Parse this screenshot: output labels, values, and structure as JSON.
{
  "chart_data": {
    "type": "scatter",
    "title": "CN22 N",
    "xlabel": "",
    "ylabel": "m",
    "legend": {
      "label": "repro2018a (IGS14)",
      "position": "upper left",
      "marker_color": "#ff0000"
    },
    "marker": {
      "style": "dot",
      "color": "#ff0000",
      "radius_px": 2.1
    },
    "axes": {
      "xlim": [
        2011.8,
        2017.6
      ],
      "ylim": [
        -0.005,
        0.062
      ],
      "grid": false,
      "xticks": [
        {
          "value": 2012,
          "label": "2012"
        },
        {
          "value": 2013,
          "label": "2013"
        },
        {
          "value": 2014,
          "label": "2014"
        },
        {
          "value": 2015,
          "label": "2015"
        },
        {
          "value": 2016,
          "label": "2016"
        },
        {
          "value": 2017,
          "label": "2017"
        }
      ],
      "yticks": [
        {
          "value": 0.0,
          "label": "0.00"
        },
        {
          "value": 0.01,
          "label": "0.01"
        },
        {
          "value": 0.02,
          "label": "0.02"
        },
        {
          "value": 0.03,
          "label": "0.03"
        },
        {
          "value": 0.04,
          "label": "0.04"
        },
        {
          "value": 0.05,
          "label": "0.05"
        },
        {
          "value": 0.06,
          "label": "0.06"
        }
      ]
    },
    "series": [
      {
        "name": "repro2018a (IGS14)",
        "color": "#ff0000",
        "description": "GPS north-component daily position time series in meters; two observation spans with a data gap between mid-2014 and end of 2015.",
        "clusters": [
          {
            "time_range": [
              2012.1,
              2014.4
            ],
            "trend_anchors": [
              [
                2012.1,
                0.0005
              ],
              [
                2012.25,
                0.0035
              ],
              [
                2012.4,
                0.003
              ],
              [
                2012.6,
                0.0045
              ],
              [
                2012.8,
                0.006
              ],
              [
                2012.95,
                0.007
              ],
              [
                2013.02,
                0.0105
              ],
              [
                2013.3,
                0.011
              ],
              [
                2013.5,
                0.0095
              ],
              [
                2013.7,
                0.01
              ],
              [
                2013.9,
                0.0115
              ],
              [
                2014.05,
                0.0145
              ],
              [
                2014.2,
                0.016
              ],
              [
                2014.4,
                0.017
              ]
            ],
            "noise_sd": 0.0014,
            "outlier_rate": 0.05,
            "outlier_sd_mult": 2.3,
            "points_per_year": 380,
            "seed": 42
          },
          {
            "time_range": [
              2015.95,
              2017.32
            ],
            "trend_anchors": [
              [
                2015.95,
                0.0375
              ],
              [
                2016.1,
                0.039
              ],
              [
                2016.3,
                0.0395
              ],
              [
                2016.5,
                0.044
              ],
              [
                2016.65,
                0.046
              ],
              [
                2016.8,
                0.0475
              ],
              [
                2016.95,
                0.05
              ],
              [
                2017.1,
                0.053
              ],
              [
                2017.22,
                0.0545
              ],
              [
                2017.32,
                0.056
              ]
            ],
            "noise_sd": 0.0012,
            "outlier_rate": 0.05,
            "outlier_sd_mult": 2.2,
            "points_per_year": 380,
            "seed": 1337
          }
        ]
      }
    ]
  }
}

+ + + + +

■ Task instructions: Search the data for the word "position" and copy each line where it appears.

■ Completed task:
      "position": "upper left",
        "description": "GPS north-component daily position time series in meters; two observation spans with a data gap between mid-2014 and end of 2015.",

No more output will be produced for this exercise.